=== Aim of the exercise ===
Check each line of the listing, and copy it if it contains the word "JSON".

--- Start of Material provided ---

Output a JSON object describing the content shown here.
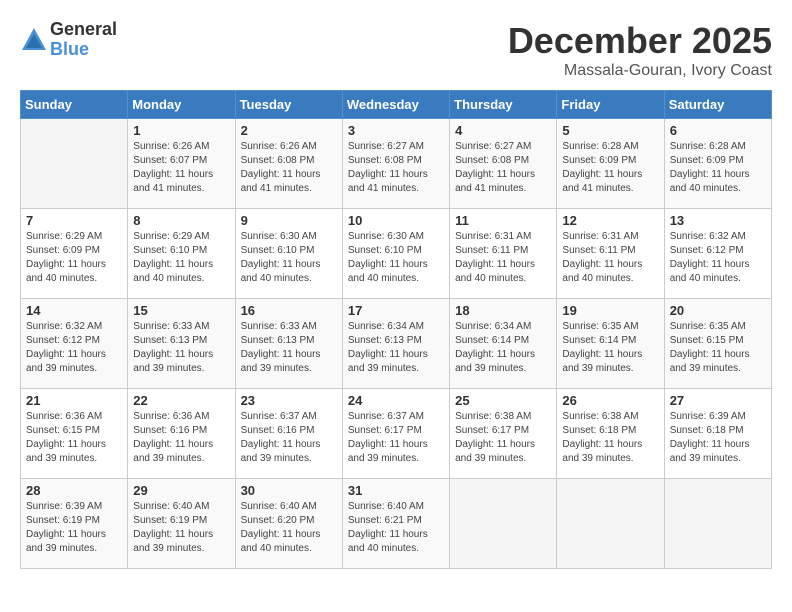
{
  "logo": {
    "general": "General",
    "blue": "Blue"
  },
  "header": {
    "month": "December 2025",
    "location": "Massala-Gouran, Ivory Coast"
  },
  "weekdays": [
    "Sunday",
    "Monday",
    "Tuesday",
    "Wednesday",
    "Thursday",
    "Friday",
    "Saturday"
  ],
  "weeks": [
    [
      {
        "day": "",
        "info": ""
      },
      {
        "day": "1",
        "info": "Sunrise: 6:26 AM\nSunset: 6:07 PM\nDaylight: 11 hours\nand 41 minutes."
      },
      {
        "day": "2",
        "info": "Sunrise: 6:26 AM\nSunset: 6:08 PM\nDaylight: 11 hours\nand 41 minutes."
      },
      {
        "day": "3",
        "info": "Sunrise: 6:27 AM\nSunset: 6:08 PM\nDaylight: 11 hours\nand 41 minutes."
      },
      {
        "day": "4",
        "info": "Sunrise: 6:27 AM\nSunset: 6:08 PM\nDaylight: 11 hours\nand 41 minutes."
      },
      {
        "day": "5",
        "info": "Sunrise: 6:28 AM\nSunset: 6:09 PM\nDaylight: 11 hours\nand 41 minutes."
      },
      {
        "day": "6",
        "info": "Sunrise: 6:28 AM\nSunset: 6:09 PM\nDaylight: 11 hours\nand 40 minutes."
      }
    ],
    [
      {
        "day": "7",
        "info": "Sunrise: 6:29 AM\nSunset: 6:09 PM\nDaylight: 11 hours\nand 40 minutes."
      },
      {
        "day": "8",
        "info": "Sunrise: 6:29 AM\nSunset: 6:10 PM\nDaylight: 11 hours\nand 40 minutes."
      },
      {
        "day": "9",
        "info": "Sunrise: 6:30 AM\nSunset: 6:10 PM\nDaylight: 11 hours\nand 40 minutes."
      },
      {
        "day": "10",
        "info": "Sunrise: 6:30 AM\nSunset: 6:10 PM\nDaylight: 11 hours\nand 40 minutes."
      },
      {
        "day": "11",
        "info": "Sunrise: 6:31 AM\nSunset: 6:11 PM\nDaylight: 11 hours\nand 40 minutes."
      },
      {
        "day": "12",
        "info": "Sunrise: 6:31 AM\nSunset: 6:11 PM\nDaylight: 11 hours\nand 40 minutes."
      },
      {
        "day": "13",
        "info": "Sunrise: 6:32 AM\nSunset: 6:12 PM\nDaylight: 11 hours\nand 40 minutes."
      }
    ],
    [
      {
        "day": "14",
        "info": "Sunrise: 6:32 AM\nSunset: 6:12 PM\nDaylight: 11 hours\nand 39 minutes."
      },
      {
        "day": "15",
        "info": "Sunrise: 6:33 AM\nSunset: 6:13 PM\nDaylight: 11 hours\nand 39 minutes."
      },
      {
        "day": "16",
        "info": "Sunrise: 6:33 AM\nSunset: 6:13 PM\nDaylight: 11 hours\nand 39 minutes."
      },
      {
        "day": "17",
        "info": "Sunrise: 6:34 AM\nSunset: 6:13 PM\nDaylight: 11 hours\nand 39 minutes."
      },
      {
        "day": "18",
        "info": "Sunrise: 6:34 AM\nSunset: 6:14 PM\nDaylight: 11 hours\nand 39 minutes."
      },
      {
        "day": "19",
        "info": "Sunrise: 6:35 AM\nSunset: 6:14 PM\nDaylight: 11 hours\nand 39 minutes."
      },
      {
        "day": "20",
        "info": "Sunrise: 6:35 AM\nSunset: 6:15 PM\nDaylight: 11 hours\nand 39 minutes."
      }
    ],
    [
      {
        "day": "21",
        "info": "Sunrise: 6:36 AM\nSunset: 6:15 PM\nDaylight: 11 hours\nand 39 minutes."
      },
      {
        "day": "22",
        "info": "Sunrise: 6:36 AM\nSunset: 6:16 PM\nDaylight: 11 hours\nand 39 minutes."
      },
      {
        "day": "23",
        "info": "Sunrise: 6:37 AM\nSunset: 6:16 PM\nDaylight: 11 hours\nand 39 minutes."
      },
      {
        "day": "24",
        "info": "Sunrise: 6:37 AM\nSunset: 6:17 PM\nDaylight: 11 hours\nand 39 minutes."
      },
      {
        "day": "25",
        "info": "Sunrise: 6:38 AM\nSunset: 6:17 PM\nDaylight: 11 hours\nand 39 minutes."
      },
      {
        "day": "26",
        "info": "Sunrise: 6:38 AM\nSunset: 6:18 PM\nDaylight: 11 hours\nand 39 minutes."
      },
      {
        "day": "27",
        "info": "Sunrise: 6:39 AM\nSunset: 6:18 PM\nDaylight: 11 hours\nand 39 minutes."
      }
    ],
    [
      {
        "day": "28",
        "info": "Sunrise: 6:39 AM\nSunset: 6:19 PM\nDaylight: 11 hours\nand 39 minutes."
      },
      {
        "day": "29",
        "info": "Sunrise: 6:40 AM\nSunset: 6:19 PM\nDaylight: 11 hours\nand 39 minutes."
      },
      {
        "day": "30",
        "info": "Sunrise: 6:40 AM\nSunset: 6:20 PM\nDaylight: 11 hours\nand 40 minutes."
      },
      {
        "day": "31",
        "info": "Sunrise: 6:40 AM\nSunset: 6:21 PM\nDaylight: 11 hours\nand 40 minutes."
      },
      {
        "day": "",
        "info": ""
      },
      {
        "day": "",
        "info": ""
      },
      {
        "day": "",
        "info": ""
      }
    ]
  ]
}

--- End of Material provided ---
--- Start of Material provided ---

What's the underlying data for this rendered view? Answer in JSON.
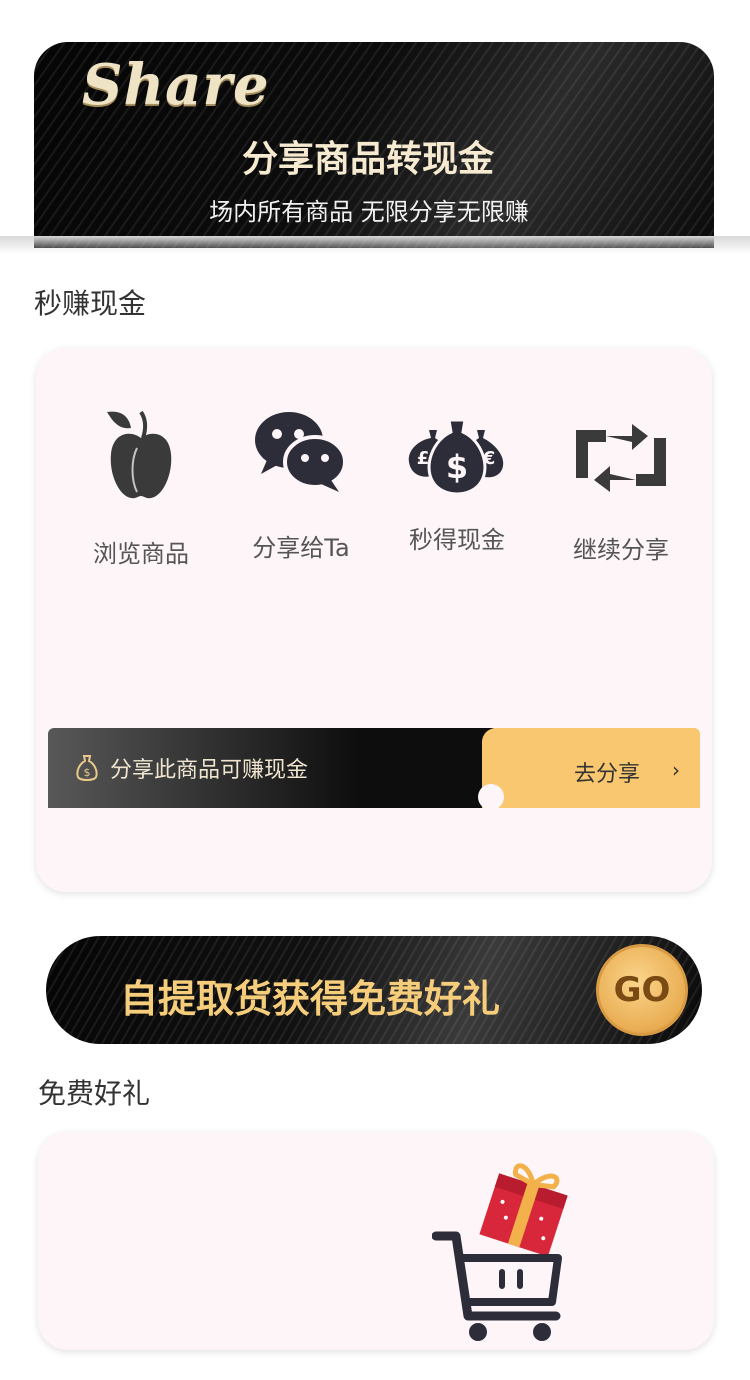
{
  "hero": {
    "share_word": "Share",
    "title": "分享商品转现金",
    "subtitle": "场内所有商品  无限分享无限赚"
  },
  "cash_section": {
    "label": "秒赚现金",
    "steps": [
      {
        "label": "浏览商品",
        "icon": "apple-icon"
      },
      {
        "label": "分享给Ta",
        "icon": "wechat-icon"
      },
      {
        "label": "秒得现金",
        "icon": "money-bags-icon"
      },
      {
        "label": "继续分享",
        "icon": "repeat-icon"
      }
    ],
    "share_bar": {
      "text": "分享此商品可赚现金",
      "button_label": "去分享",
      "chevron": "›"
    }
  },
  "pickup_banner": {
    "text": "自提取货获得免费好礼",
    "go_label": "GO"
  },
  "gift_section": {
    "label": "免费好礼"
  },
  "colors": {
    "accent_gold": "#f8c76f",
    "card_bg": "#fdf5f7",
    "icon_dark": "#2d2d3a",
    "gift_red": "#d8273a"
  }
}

--- End of Material provided ---

=== Response to the task ===
Output a JSON object describing the content shown here.
What's the underlying data for this rendered view? Answer in JSON.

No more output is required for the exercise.